▸ PROBLEM:
Images are not part of the copy; write out the rest of the data exactly as given.

▸ TASK MATERIAL:
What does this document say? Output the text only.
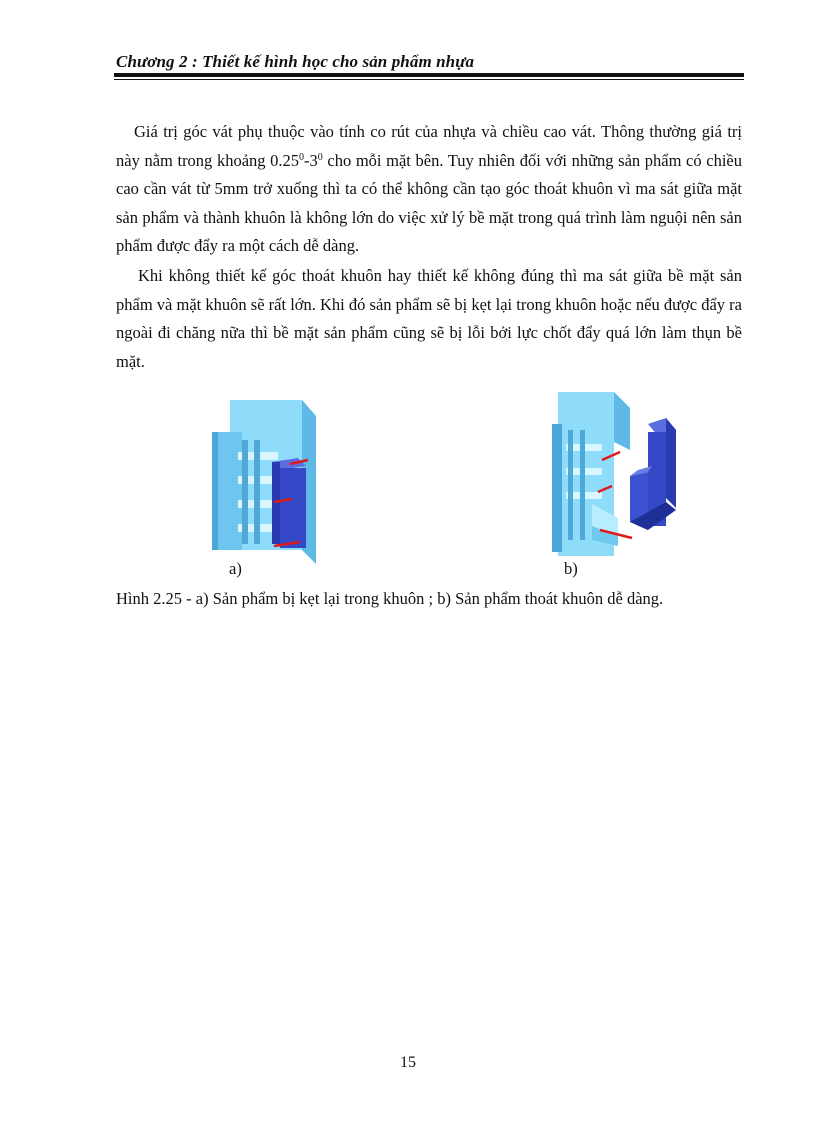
Chương 2 : Thiết kế hình học cho sản phẩm nhựa

Giá trị góc vát phụ thuộc vào tính co rút của nhựa và chiều cao vát. Thông thường giá trị này nằm trong khoảng $0.25^0-3^0$ cho mỗi mặt bên. Tuy nhiên đối với những sản phẩm có chiều cao cần vát từ 5mm trở xuống thì ta có thể không cần tạo góc thoát khuôn vì ma sát giữa mặt sản phẩm và thành khuôn là không lớn do việc xử lý bề mặt trong quá trình làm nguội nên sản phẩm được đẩy ra một cách dễ dàng.

Khi không thiết kế góc thoát khuôn hay thiết kế không đúng thì ma sát giữa bề mặt sản phẩm và mặt khuôn sẽ rất lớn. Khi đó sản phẩm sẽ bị kẹt lại trong khuôn hoặc nếu được đẩy ra ngoài đi chăng nữa thì bề mặt sản phẩm cũng sẽ bị lỗi bởi lực chốt đẩy quá lớn làm thụn bề mặt.

a)	b)
Hình 2.25 - a) Sản phẩm bị kẹt lại trong khuôn ; b) Sản phẩm thoát khuôn dễ dàng.
15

▸ EXPECTED ANSWER:
What does this document say? Output the text only.
Chương 2 : Thiết kế hình học cho sản phẩm nhựa

Giá trị góc vát phụ thuộc vào tính co rút của nhựa và chiều cao vát. Thông thường giá trị này nằm trong khoảng $0.25^0-3^0$ cho mỗi mặt bên. Tuy nhiên đối với những sản phẩm có chiều cao cần vát từ 5mm trở xuống thì ta có thể không cần tạo góc thoát khuôn vì ma sát giữa mặt sản phẩm và thành khuôn là không lớn do việc xử lý bề mặt trong quá trình làm nguội nên sản phẩm được đẩy ra một cách dễ dàng.

Khi không thiết kế góc thoát khuôn hay thiết kế không đúng thì ma sát giữa bề mặt sản phẩm và mặt khuôn sẽ rất lớn. Khi đó sản phẩm sẽ bị kẹt lại trong khuôn hoặc nếu được đẩy ra ngoài đi chăng nữa thì bề mặt sản phẩm cũng sẽ bị lỗi bởi lực chốt đẩy quá lớn làm thụn bề mặt.

a)	b)
Hình 2.25 - a) Sản phẩm bị kẹt lại trong khuôn ; b) Sản phẩm thoát khuôn dễ dàng.
15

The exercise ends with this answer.